TASK INSTRUCTIONS: Make an exact transcription of the material, leaving out all images.

SUPPLIED INFORMATION:
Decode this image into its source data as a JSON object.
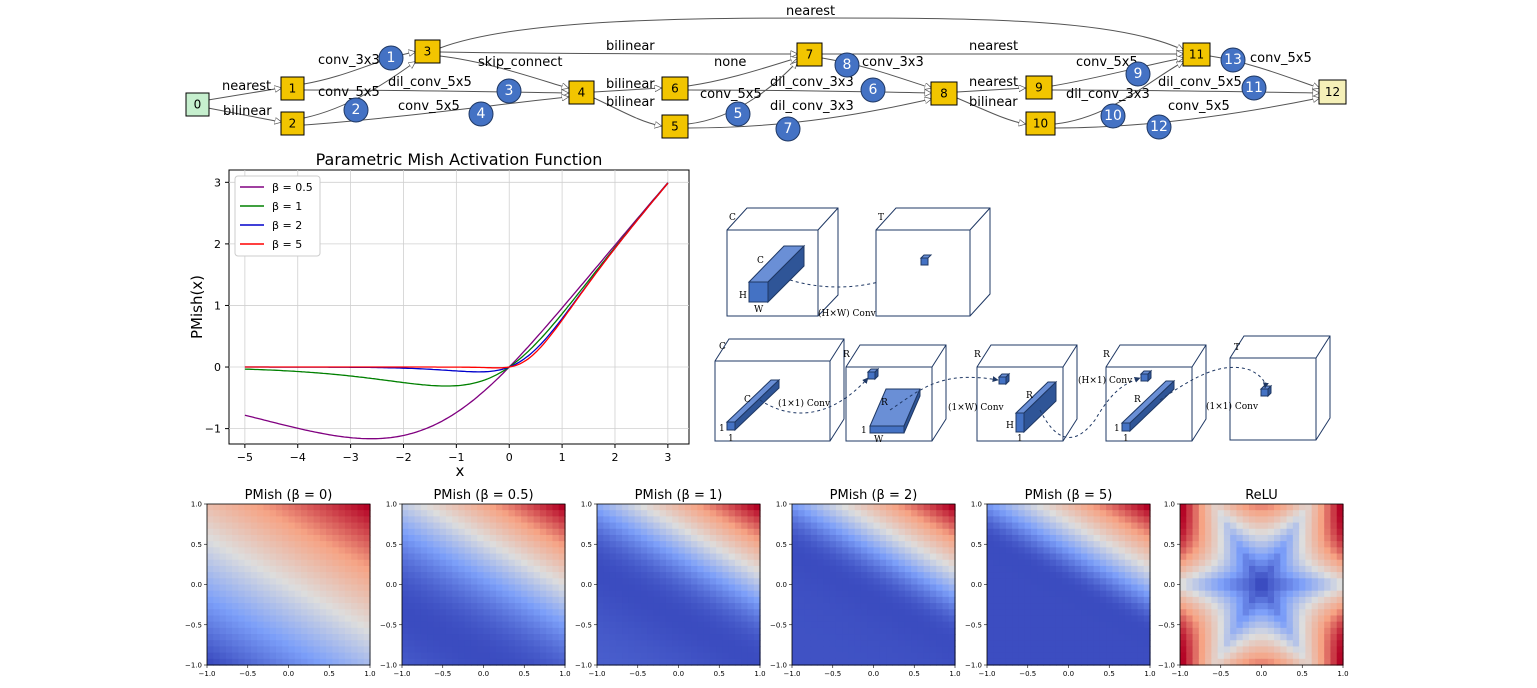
{
  "graph": {
    "nodes": [
      {
        "id": "0",
        "label": "0",
        "kind": "input"
      },
      {
        "id": "1",
        "label": "1",
        "kind": "op"
      },
      {
        "id": "2",
        "label": "2",
        "kind": "op"
      },
      {
        "id": "3",
        "label": "3",
        "kind": "op"
      },
      {
        "id": "4",
        "label": "4",
        "kind": "op"
      },
      {
        "id": "5",
        "label": "5",
        "kind": "op"
      },
      {
        "id": "6",
        "label": "6",
        "kind": "op"
      },
      {
        "id": "7",
        "label": "7",
        "kind": "op"
      },
      {
        "id": "8",
        "label": "8",
        "kind": "op"
      },
      {
        "id": "9",
        "label": "9",
        "kind": "op"
      },
      {
        "id": "10",
        "label": "10",
        "kind": "op"
      },
      {
        "id": "11",
        "label": "11",
        "kind": "op"
      },
      {
        "id": "12",
        "label": "12",
        "kind": "output"
      }
    ],
    "edge_labels": [
      "nearest",
      "bilinear",
      "conv_3x3",
      "conv_5x5",
      "dil_conv_5x5",
      "conv_5x5",
      "skip_connect",
      "bilinear",
      "bilinear",
      "bilinear",
      "none",
      "conv_5x5",
      "conv_3x3",
      "dil_conv_3x3",
      "dil_conv_3x3",
      "nearest",
      "nearest",
      "bilinear",
      "conv_5x5",
      "dil_conv_3x3",
      "dil_conv_5x5",
      "conv_5x5",
      "conv_5x5",
      "nearest"
    ],
    "badges": [
      "1",
      "2",
      "3",
      "4",
      "5",
      "6",
      "7",
      "8",
      "9",
      "10",
      "11",
      "12",
      "13"
    ],
    "colors": {
      "input": "#c6efce",
      "op": "#f2c500",
      "output": "#f5f0b8",
      "badge": "#4472c4"
    }
  },
  "chart_data": [
    {
      "type": "line",
      "title": "Parametric Mish Activation Function",
      "xlabel": "x",
      "ylabel": "PMish(x)",
      "xlim": [
        -5.3,
        3.4
      ],
      "ylim": [
        -1.25,
        3.2
      ],
      "xticks": [
        "−5",
        "−4",
        "−3",
        "−2",
        "−1",
        "0",
        "1",
        "2",
        "3"
      ],
      "yticks": [
        "−1",
        "0",
        "1",
        "2",
        "3"
      ],
      "grid": true,
      "legend": "top-left",
      "series": [
        {
          "name": "β = 0.5",
          "beta": 0.5,
          "color": "#800080"
        },
        {
          "name": "β = 1",
          "beta": 1,
          "color": "#008000"
        },
        {
          "name": "β = 2",
          "beta": 2,
          "color": "#0000cc"
        },
        {
          "name": "β = 5",
          "beta": 5,
          "color": "#ff0000"
        }
      ]
    },
    {
      "type": "heatmap",
      "panels": [
        {
          "title": "PMish (β = 0)",
          "beta": 0
        },
        {
          "title": "PMish (β = 0.5)",
          "beta": 0.5
        },
        {
          "title": "PMish (β = 1)",
          "beta": 1
        },
        {
          "title": "PMish (β = 2)",
          "beta": 2
        },
        {
          "title": "PMish (β = 5)",
          "beta": 5
        },
        {
          "title": "ReLU",
          "beta": null
        }
      ],
      "xlim": [
        -1.0,
        1.0
      ],
      "ylim": [
        -1.0,
        1.0
      ],
      "xticks": [
        "−1.0",
        "−0.5",
        "0.0",
        "0.5",
        "1.0"
      ],
      "yticks": [
        "1.0",
        "0.5",
        "0.0",
        "−0.5",
        "−1.0"
      ],
      "colormap": "coolwarm"
    }
  ],
  "conv_diagram": {
    "top": {
      "in_dim": "C",
      "out_dim": "T",
      "block_c": "C",
      "block_h": "H",
      "block_w": "W",
      "op": "(H×W) Conv"
    },
    "bottom": {
      "cube_dims": [
        "C",
        "R",
        "R",
        "R",
        "T"
      ],
      "block1": {
        "c": "C",
        "one_a": "1",
        "one_b": "1"
      },
      "block2": {
        "r": "R",
        "one": "1",
        "w": "W"
      },
      "block3": {
        "r": "R",
        "h": "H",
        "one": "1"
      },
      "block4": {
        "r": "R",
        "one_a": "1",
        "one_b": "1"
      },
      "ops": [
        "(1×1) Conv",
        "(1×W) Conv",
        "(H×1) Conv",
        "(1×1) Conv"
      ]
    }
  }
}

WRITTEN RESPONSE:
Decode this image into its source data as a JSON object.
{
  "graph": {
    "nodes": [
      {
        "id": "0",
        "label": "0",
        "kind": "input"
      },
      {
        "id": "1",
        "label": "1",
        "kind": "op"
      },
      {
        "id": "2",
        "label": "2",
        "kind": "op"
      },
      {
        "id": "3",
        "label": "3",
        "kind": "op"
      },
      {
        "id": "4",
        "label": "4",
        "kind": "op"
      },
      {
        "id": "5",
        "label": "5",
        "kind": "op"
      },
      {
        "id": "6",
        "label": "6",
        "kind": "op"
      },
      {
        "id": "7",
        "label": "7",
        "kind": "op"
      },
      {
        "id": "8",
        "label": "8",
        "kind": "op"
      },
      {
        "id": "9",
        "label": "9",
        "kind": "op"
      },
      {
        "id": "10",
        "label": "10",
        "kind": "op"
      },
      {
        "id": "11",
        "label": "11",
        "kind": "op"
      },
      {
        "id": "12",
        "label": "12",
        "kind": "output"
      }
    ],
    "edge_labels": [
      "nearest",
      "bilinear",
      "conv_3x3",
      "conv_5x5",
      "dil_conv_5x5",
      "conv_5x5",
      "skip_connect",
      "bilinear",
      "bilinear",
      "bilinear",
      "none",
      "conv_5x5",
      "conv_3x3",
      "dil_conv_3x3",
      "dil_conv_3x3",
      "nearest",
      "nearest",
      "bilinear",
      "conv_5x5",
      "dil_conv_3x3",
      "dil_conv_5x5",
      "conv_5x5",
      "conv_5x5",
      "nearest"
    ],
    "badges": [
      "1",
      "2",
      "3",
      "4",
      "5",
      "6",
      "7",
      "8",
      "9",
      "10",
      "11",
      "12",
      "13"
    ],
    "colors": {
      "input": "#c6efce",
      "op": "#f2c500",
      "output": "#f5f0b8",
      "badge": "#4472c4"
    }
  },
  "chart_data": [
    {
      "type": "line",
      "title": "Parametric Mish Activation Function",
      "xlabel": "x",
      "ylabel": "PMish(x)",
      "xlim": [
        -5.3,
        3.4
      ],
      "ylim": [
        -1.25,
        3.2
      ],
      "xticks": [
        "−5",
        "−4",
        "−3",
        "−2",
        "−1",
        "0",
        "1",
        "2",
        "3"
      ],
      "yticks": [
        "−1",
        "0",
        "1",
        "2",
        "3"
      ],
      "grid": true,
      "legend": "top-left",
      "series": [
        {
          "name": "β = 0.5",
          "beta": 0.5,
          "color": "#800080"
        },
        {
          "name": "β = 1",
          "beta": 1,
          "color": "#008000"
        },
        {
          "name": "β = 2",
          "beta": 2,
          "color": "#0000cc"
        },
        {
          "name": "β = 5",
          "beta": 5,
          "color": "#ff0000"
        }
      ]
    },
    {
      "type": "heatmap",
      "panels": [
        {
          "title": "PMish (β = 0)",
          "beta": 0
        },
        {
          "title": "PMish (β = 0.5)",
          "beta": 0.5
        },
        {
          "title": "PMish (β = 1)",
          "beta": 1
        },
        {
          "title": "PMish (β = 2)",
          "beta": 2
        },
        {
          "title": "PMish (β = 5)",
          "beta": 5
        },
        {
          "title": "ReLU",
          "beta": null
        }
      ],
      "xlim": [
        -1.0,
        1.0
      ],
      "ylim": [
        -1.0,
        1.0
      ],
      "xticks": [
        "−1.0",
        "−0.5",
        "0.0",
        "0.5",
        "1.0"
      ],
      "yticks": [
        "1.0",
        "0.5",
        "0.0",
        "−0.5",
        "−1.0"
      ],
      "colormap": "coolwarm"
    }
  ],
  "conv_diagram": {
    "top": {
      "in_dim": "C",
      "out_dim": "T",
      "block_c": "C",
      "block_h": "H",
      "block_w": "W",
      "op": "(H×W) Conv"
    },
    "bottom": {
      "cube_dims": [
        "C",
        "R",
        "R",
        "R",
        "T"
      ],
      "block1": {
        "c": "C",
        "one_a": "1",
        "one_b": "1"
      },
      "block2": {
        "r": "R",
        "one": "1",
        "w": "W"
      },
      "block3": {
        "r": "R",
        "h": "H",
        "one": "1"
      },
      "block4": {
        "r": "R",
        "one_a": "1",
        "one_b": "1"
      },
      "ops": [
        "(1×1) Conv",
        "(1×W) Conv",
        "(H×1) Conv",
        "(1×1) Conv"
      ]
    }
  }
}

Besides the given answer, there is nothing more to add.